Layout coordinate data
####################
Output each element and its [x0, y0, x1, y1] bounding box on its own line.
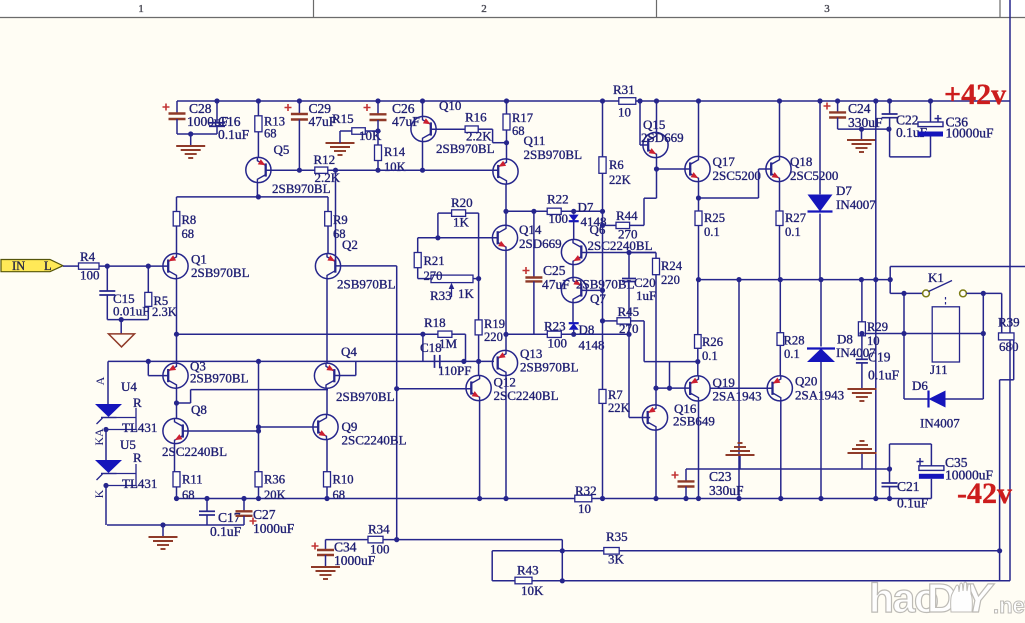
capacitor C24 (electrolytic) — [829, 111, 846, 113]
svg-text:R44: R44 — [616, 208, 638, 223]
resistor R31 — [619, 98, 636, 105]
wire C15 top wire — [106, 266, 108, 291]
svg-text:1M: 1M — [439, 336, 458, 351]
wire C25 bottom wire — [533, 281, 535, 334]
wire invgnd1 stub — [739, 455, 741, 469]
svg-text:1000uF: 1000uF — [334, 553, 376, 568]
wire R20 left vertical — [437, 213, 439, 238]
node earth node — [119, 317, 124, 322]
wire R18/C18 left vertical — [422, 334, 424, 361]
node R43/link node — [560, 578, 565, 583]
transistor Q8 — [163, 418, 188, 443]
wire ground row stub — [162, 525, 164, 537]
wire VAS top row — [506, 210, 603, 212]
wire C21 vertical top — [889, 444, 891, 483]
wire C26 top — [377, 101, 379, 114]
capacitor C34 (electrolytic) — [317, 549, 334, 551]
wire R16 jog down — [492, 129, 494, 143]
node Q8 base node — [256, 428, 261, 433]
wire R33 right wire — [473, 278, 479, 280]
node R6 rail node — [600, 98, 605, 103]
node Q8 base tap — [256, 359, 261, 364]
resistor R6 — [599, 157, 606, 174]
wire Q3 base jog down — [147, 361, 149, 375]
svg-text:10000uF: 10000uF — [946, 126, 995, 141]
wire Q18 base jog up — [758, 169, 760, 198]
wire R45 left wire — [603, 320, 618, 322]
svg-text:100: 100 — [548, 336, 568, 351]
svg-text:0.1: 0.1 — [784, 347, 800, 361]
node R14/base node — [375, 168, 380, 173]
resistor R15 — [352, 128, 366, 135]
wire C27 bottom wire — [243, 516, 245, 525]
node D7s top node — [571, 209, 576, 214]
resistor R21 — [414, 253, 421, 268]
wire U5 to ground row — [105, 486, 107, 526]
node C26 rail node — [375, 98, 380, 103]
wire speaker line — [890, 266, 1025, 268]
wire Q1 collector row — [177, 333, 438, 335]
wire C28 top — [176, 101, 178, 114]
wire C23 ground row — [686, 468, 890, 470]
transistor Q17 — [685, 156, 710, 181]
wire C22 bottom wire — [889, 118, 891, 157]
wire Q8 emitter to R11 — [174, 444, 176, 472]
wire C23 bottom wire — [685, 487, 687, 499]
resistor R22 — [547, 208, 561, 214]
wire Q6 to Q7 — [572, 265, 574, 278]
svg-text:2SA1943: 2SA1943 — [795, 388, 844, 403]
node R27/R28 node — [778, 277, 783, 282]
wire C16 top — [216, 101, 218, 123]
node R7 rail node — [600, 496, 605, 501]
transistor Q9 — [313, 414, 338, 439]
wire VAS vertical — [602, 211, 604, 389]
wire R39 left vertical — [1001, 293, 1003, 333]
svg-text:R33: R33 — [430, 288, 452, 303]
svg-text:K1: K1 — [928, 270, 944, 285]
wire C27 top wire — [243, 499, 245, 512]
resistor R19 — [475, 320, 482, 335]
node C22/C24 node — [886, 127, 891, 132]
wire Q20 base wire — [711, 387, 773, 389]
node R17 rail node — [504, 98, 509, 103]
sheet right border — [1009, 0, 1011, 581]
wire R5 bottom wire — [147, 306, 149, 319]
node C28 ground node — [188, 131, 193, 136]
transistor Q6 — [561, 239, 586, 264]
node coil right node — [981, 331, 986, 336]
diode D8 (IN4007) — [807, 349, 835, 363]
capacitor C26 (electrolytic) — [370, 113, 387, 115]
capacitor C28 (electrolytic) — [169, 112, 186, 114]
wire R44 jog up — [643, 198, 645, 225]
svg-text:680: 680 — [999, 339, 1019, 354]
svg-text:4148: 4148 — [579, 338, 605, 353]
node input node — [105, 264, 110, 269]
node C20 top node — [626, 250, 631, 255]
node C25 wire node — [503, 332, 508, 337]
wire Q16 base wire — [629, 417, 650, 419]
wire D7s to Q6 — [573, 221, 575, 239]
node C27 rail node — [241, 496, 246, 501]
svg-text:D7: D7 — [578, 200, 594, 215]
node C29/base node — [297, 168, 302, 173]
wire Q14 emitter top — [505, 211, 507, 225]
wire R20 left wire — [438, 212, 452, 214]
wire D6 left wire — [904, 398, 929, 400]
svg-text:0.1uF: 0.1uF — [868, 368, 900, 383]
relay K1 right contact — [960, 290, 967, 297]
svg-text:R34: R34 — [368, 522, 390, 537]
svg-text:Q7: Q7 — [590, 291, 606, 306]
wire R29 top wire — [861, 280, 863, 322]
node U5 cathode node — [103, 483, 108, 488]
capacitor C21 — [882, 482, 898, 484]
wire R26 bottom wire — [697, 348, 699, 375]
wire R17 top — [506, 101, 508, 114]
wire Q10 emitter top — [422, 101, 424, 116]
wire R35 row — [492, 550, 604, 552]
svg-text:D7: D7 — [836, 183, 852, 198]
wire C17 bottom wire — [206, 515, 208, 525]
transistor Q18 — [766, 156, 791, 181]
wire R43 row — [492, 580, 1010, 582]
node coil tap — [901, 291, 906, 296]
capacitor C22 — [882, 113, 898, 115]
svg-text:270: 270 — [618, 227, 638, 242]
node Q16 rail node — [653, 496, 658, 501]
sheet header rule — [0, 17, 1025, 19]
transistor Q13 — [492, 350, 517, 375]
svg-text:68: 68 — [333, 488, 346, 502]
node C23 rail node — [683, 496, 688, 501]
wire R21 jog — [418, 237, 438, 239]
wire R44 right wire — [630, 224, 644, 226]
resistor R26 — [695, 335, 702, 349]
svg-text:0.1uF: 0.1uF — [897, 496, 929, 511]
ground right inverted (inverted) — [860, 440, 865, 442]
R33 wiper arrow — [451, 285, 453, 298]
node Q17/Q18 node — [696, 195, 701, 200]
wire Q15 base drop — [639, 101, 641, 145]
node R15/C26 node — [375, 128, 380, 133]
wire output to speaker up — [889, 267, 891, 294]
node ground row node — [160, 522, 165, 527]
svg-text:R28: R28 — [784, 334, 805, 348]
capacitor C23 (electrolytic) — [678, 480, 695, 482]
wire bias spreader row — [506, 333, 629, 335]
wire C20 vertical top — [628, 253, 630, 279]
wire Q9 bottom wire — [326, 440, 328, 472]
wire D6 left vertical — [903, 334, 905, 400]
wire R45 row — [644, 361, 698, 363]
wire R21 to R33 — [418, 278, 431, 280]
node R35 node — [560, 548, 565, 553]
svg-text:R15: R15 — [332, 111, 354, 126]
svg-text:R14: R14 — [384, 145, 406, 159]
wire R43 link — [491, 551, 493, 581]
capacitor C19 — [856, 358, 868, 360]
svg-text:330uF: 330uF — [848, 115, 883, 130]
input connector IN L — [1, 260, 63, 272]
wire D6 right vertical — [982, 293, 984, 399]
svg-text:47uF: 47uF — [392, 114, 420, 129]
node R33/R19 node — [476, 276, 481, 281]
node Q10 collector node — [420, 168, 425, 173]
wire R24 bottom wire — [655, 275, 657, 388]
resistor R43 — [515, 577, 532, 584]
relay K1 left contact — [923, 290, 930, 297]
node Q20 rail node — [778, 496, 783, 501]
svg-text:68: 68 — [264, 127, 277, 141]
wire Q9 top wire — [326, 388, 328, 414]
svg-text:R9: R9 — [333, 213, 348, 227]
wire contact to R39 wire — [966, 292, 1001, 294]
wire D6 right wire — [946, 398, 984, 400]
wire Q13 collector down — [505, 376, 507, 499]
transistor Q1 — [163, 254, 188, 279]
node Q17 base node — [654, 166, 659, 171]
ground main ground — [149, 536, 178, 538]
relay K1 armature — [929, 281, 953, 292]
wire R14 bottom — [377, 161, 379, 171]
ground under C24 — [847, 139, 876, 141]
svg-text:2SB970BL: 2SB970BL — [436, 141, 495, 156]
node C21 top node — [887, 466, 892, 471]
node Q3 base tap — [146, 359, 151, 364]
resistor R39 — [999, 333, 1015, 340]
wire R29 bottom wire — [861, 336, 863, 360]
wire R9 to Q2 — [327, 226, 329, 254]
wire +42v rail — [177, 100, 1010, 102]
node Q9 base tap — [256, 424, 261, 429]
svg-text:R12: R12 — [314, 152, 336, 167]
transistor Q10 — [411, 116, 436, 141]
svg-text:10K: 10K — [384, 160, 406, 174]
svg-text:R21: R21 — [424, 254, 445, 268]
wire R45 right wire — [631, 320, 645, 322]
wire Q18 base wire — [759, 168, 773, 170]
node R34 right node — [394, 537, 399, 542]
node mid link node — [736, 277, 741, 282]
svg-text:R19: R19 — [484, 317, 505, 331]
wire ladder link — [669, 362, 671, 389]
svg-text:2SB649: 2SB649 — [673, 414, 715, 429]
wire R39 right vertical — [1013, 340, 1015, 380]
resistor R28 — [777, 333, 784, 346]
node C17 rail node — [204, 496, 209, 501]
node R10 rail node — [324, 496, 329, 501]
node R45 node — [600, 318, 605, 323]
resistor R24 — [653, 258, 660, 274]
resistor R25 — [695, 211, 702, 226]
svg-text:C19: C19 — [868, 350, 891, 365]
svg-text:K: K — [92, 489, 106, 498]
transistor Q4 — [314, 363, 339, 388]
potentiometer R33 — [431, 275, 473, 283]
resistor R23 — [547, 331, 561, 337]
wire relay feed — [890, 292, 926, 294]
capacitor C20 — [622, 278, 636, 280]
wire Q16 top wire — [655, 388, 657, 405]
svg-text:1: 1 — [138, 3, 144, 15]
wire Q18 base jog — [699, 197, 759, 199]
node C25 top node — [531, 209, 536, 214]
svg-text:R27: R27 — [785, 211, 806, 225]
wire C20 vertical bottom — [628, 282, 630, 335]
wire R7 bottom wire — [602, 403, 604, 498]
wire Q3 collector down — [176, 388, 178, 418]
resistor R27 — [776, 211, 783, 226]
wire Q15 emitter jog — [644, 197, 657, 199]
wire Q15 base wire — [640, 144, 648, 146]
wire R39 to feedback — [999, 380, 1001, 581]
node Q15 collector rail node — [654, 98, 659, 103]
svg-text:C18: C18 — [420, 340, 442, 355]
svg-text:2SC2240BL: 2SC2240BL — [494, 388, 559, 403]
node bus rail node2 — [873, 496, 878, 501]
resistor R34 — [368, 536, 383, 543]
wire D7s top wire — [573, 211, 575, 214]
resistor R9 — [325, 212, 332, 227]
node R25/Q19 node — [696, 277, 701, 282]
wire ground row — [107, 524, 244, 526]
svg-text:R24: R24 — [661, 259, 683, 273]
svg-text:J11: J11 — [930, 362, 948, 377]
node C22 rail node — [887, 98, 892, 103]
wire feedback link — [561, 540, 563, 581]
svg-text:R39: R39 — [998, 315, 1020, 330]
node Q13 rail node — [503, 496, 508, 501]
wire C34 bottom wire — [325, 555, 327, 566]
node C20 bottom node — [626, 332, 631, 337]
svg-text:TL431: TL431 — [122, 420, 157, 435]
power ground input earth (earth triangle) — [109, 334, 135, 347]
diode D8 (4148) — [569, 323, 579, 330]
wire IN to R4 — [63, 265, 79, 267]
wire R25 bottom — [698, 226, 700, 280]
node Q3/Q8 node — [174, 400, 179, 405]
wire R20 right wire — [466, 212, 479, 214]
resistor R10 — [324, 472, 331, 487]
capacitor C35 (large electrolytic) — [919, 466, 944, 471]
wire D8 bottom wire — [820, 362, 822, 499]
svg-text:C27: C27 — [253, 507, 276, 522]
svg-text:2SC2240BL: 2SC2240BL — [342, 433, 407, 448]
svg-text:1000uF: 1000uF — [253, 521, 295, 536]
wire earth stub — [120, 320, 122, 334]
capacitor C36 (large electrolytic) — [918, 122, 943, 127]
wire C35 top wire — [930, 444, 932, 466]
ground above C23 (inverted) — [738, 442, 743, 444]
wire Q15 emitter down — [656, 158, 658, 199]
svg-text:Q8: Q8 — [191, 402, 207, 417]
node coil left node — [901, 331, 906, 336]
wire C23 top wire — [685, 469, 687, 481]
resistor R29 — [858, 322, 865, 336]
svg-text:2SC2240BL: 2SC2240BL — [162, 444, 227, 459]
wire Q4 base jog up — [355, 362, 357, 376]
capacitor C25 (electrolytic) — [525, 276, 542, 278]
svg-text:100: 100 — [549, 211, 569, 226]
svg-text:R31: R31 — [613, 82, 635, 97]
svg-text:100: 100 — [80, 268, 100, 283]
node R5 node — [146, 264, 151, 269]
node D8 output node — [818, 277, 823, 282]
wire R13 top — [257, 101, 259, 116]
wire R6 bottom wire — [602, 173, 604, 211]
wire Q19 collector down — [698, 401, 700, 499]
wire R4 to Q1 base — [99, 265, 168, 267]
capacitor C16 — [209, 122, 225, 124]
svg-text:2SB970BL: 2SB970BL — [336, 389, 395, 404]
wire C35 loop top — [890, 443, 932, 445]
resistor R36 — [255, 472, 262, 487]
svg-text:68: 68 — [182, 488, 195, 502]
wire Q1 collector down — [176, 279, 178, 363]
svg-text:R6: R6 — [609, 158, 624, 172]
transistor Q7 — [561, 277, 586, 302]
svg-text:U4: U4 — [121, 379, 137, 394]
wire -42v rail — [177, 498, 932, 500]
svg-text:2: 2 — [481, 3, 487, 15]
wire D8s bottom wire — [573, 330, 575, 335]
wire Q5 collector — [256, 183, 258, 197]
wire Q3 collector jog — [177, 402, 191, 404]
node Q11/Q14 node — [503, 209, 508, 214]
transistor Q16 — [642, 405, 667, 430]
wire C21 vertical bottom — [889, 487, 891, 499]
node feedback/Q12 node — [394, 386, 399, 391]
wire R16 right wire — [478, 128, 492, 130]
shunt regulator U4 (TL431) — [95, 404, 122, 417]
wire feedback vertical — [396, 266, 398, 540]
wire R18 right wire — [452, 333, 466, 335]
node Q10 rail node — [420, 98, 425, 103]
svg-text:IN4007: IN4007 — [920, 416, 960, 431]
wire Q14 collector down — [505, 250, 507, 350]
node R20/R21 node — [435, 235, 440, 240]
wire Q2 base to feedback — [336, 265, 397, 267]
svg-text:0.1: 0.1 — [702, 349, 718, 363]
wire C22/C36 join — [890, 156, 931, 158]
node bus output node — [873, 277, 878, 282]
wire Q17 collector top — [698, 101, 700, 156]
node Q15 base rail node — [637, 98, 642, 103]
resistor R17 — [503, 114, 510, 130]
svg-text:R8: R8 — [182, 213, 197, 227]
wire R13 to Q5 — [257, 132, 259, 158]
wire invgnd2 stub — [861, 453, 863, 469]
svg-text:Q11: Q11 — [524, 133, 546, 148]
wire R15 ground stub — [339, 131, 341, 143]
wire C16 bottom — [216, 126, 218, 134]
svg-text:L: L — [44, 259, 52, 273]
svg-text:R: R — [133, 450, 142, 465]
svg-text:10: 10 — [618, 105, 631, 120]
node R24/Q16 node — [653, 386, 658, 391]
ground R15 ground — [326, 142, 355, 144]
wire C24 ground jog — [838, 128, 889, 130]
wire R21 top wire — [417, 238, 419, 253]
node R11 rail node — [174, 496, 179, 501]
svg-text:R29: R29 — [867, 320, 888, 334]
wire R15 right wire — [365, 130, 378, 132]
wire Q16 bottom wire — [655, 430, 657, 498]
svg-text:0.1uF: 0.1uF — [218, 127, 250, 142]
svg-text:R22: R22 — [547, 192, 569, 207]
####################
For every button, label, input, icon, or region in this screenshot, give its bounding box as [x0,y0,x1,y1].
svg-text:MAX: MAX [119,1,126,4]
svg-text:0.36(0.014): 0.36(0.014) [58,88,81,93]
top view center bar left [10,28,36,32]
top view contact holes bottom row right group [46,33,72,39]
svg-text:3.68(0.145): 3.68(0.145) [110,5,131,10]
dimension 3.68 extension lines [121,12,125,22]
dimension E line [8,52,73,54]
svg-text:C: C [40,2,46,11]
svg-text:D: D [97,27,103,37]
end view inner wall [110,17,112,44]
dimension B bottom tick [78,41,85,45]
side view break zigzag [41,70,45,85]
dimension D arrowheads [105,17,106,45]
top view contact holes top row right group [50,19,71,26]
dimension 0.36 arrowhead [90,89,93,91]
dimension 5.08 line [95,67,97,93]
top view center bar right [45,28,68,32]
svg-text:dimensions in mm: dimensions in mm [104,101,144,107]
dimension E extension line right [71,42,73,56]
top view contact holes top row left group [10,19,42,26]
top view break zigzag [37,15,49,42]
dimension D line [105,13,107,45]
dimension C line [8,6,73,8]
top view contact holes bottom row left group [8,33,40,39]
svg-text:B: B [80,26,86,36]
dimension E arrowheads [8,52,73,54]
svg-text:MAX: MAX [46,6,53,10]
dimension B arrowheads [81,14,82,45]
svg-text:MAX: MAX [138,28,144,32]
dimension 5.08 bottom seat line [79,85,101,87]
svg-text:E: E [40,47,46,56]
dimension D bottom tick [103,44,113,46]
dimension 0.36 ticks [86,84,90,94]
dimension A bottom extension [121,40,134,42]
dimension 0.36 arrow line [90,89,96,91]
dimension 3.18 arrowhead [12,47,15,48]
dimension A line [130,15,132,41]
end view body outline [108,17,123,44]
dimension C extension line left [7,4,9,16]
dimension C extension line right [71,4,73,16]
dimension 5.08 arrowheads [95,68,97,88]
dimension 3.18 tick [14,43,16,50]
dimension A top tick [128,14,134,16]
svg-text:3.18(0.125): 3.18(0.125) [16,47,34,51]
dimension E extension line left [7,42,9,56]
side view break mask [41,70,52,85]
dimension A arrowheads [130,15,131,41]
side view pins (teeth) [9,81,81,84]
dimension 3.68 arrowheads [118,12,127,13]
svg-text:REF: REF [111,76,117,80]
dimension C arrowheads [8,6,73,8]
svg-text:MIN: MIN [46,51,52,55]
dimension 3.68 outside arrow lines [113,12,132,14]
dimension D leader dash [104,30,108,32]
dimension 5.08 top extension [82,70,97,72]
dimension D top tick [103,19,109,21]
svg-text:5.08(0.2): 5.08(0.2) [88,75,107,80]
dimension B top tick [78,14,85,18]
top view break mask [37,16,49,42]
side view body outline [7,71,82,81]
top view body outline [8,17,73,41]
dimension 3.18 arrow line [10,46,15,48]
####################
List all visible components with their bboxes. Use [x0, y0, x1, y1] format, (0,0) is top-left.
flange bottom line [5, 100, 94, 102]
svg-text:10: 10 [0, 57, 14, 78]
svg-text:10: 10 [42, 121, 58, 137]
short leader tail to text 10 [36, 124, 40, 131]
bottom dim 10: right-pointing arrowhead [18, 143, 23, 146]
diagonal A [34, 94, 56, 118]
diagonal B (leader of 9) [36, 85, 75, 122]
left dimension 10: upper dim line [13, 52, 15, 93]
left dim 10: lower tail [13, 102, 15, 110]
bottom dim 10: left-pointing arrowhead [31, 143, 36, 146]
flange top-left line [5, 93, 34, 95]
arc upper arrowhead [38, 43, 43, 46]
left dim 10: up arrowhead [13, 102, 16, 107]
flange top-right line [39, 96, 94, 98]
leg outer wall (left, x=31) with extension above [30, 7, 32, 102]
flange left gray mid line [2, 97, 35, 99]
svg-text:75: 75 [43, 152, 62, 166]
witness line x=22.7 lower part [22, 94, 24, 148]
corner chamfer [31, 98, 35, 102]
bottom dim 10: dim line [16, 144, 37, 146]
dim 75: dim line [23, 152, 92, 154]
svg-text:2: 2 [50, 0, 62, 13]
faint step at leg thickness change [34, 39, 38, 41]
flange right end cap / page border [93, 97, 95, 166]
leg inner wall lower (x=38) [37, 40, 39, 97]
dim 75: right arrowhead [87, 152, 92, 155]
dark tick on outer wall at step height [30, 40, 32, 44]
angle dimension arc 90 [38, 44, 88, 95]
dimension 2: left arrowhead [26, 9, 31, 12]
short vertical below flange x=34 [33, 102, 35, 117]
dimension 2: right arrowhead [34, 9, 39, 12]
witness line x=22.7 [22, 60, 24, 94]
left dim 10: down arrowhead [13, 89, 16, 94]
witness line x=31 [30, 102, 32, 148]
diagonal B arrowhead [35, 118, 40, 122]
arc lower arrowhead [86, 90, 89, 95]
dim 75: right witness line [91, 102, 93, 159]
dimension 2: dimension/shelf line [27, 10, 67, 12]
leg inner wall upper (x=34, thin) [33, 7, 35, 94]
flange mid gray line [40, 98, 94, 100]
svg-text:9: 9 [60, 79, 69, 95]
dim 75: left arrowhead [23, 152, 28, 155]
####################
§ **Exercise description**
Output the listing lines from the line that contains "For every button, label, input, icon, or" to the line that contains "dimension 3.68 extension", exactly as they appear, both ends included.

§ **Task output**
For every button, label, input, icon, or region in this screenshot, give its bounding box as [x0,y0,x1,y1].
svg-text:MAX: MAX [119,1,126,4]
svg-text:0.36(0.014): 0.36(0.014) [58,88,81,93]
top view center bar left [10,28,36,32]
top view contact holes bottom row right group [46,33,72,39]
svg-text:3.68(0.145): 3.68(0.145) [110,5,131,10]
dimension 3.68 extension lines [121,12,125,22]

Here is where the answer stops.